Directions -
Work out how many lines in the entries contain the string "Distribution", and give nothing but that number.
====== Raw data ======
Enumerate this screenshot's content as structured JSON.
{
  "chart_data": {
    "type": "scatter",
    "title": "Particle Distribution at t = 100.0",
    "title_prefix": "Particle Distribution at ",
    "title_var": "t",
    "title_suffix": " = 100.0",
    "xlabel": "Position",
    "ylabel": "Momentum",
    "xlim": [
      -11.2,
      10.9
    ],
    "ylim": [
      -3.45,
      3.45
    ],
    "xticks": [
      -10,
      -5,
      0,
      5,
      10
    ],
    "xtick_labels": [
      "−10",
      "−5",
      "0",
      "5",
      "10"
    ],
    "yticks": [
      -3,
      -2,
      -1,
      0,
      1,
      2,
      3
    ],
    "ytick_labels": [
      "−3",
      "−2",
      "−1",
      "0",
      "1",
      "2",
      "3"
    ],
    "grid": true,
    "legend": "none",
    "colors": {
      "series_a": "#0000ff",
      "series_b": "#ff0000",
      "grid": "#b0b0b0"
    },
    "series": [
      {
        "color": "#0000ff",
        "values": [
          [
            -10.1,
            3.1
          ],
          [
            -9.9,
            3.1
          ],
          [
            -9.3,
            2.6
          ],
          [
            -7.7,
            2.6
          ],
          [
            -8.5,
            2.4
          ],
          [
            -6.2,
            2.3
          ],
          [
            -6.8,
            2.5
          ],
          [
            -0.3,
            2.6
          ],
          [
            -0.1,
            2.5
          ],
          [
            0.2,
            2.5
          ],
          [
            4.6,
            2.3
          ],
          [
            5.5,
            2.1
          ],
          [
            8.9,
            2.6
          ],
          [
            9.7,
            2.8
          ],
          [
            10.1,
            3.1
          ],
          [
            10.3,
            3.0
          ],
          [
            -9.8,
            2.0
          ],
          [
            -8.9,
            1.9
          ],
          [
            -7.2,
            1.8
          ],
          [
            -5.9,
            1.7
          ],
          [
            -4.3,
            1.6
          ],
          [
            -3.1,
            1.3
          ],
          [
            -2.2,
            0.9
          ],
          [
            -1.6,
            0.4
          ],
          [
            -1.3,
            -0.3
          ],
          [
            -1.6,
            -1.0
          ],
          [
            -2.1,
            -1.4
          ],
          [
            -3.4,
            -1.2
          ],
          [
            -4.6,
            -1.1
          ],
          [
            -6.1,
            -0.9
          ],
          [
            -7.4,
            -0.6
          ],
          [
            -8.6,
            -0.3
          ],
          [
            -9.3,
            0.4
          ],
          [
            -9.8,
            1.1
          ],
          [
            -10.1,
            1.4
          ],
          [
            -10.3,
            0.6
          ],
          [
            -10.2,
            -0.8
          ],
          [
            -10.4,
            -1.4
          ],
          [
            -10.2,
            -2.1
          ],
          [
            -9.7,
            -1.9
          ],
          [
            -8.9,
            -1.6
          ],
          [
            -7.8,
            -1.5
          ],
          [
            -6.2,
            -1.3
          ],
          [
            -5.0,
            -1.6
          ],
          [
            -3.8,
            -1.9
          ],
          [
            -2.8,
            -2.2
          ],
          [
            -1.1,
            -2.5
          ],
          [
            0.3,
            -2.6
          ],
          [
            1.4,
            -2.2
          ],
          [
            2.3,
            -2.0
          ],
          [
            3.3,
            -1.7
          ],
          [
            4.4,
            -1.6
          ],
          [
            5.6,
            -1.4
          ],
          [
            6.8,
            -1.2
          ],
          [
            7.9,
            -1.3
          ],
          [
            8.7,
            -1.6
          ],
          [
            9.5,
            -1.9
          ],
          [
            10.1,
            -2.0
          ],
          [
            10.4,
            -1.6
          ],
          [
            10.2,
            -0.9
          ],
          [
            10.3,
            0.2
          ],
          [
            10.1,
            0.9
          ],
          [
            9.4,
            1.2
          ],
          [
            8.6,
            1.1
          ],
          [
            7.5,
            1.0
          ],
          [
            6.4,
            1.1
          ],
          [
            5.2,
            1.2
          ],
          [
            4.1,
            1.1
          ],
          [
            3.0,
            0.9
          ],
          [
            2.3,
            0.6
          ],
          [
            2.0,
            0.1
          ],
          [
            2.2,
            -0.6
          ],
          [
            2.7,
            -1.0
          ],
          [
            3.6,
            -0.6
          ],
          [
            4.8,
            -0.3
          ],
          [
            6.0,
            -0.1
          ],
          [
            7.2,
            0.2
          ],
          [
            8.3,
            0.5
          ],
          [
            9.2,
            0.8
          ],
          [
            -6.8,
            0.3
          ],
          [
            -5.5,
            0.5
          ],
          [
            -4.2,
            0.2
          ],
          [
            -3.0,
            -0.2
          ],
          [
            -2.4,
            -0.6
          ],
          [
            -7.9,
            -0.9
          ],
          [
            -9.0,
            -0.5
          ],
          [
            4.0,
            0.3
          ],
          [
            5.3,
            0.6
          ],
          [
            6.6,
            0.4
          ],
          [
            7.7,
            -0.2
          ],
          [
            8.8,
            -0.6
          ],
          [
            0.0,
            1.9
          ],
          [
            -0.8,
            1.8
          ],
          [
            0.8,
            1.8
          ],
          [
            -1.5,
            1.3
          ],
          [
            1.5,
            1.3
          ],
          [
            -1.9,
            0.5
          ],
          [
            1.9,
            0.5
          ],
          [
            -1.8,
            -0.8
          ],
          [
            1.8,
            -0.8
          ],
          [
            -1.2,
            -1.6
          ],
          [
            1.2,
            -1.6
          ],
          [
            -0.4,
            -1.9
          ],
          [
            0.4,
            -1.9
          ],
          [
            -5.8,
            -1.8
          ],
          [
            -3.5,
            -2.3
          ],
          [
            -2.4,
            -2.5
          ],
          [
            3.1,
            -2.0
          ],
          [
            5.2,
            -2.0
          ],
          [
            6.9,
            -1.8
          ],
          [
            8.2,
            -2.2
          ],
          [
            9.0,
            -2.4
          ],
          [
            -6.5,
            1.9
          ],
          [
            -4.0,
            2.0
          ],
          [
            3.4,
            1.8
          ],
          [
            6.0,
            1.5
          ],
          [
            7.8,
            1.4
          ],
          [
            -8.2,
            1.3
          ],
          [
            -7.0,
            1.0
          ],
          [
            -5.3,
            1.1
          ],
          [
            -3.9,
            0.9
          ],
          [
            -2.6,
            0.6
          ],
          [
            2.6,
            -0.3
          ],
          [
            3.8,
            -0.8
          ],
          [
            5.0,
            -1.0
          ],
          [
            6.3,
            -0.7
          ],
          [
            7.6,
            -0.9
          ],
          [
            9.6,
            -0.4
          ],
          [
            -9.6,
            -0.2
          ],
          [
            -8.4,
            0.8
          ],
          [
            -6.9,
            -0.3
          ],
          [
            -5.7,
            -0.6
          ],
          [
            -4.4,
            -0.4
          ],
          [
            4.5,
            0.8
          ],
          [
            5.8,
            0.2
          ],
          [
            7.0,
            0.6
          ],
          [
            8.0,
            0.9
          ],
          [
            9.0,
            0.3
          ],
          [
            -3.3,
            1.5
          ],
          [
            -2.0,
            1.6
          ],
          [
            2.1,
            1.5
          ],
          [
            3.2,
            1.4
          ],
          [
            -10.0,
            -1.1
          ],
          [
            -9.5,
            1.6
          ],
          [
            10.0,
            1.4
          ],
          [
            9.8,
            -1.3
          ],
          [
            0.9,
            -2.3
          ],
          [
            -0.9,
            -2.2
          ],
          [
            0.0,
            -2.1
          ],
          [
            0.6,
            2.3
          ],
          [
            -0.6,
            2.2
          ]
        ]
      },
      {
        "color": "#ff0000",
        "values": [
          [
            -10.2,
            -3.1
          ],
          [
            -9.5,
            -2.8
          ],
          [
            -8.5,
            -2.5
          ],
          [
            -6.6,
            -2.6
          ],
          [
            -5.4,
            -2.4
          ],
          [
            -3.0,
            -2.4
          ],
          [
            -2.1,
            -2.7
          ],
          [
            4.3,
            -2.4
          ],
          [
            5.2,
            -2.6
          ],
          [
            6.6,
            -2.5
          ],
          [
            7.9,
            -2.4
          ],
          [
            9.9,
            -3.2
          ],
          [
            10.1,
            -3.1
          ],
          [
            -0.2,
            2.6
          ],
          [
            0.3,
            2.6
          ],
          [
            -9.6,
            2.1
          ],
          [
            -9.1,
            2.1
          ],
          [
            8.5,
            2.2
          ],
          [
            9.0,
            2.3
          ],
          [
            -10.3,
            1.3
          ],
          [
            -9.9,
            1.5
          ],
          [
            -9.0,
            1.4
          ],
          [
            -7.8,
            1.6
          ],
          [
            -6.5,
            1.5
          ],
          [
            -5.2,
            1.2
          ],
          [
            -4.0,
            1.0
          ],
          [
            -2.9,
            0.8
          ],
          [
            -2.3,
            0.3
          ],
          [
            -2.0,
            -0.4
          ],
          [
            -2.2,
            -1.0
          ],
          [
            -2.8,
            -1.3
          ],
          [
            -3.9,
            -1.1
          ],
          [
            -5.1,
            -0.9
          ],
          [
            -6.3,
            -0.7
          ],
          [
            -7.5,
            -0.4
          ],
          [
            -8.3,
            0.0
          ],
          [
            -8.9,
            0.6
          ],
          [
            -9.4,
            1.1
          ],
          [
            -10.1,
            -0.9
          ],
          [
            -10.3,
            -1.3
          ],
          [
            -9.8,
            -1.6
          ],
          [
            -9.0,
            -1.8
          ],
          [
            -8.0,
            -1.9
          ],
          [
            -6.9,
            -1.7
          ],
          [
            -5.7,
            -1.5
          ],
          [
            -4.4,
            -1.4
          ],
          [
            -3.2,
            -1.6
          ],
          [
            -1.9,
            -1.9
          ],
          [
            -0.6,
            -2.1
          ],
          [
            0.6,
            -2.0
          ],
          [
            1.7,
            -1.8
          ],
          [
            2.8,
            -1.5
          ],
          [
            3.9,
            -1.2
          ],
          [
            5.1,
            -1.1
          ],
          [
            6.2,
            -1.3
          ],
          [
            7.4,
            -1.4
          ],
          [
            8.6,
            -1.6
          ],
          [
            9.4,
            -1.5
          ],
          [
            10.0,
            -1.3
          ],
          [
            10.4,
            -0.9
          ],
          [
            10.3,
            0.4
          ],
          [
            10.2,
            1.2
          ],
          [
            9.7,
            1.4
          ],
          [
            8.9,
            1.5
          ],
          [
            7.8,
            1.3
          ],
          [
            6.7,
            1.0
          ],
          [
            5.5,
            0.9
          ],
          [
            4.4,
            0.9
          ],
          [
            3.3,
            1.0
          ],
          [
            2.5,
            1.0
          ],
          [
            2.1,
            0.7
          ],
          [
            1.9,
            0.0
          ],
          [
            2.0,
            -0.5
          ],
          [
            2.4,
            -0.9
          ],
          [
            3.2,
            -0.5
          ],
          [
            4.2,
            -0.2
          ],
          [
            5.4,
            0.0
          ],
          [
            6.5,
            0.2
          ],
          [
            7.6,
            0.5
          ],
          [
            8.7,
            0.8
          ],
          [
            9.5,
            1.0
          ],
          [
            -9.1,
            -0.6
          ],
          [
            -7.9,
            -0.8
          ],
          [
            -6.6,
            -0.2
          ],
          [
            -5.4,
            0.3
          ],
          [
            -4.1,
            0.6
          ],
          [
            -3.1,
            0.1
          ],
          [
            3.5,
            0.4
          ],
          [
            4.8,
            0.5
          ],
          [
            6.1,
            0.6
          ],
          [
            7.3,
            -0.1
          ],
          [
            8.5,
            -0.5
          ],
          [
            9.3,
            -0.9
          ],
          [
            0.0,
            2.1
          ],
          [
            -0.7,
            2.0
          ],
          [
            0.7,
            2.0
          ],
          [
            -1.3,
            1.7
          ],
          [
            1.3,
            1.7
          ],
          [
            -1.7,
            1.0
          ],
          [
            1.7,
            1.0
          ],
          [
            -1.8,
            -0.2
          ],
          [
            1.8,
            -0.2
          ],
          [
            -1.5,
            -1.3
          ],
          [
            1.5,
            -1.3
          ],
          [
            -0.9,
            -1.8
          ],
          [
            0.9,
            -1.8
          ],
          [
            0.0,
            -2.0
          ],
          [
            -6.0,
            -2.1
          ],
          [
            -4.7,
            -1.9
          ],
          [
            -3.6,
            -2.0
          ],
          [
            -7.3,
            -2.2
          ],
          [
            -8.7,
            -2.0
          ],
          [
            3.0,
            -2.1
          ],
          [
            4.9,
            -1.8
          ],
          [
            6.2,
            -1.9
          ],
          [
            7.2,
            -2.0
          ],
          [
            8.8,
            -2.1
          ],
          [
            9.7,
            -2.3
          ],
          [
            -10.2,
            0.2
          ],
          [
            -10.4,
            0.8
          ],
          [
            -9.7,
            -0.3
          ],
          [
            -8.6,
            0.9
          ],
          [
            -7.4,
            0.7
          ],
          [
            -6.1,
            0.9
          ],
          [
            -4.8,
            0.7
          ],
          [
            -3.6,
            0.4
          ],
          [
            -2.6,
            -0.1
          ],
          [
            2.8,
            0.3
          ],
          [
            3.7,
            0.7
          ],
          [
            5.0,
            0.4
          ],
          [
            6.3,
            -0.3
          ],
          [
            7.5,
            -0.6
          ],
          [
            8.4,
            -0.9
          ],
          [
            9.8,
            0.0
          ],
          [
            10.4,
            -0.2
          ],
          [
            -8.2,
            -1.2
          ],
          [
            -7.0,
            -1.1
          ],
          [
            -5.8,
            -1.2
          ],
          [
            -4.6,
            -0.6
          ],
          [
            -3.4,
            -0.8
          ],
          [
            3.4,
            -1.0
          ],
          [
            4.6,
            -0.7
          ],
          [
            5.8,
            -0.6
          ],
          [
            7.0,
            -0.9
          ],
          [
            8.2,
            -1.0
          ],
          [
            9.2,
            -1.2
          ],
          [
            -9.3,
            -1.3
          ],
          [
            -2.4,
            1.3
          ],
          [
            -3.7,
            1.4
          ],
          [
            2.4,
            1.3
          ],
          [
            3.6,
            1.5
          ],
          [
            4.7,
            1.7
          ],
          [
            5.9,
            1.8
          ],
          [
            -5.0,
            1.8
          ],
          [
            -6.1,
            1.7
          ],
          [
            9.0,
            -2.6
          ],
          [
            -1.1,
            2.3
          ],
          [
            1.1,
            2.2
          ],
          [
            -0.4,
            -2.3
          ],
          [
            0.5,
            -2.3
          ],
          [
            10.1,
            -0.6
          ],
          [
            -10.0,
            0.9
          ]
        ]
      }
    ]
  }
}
======
Answer for the task -
2